== RECORDS SUPPLIED ==
----------------
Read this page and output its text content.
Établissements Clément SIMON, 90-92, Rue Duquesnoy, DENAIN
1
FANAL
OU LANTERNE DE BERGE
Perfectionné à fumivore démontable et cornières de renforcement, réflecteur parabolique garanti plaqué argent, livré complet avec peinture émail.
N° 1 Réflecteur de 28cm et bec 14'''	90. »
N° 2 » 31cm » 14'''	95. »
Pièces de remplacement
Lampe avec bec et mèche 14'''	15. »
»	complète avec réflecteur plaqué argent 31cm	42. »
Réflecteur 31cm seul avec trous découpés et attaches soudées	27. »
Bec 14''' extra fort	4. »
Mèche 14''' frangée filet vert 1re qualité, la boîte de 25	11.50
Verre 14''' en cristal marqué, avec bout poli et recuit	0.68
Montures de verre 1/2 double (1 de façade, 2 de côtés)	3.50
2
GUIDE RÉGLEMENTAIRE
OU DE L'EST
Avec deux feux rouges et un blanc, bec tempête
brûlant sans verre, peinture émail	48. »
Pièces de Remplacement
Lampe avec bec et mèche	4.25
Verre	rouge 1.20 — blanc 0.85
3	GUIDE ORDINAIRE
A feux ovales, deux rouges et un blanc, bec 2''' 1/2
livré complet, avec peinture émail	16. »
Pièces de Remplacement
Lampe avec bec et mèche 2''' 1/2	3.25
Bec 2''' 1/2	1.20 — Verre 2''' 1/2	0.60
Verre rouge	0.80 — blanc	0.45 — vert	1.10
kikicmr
----------------
== EXERCISE OBJECTIVE ==
Look through the data above. Find each line with the string "plaqué" and copy it.

== ANSWER TO THE PROBLEM ==
Perfectionné à fumivore démontable et cornières de renforcement, réflecteur parabolique garanti plaqué argent, livré complet avec peinture émail.
»	complète avec réflecteur plaqué argent 31cm	42. »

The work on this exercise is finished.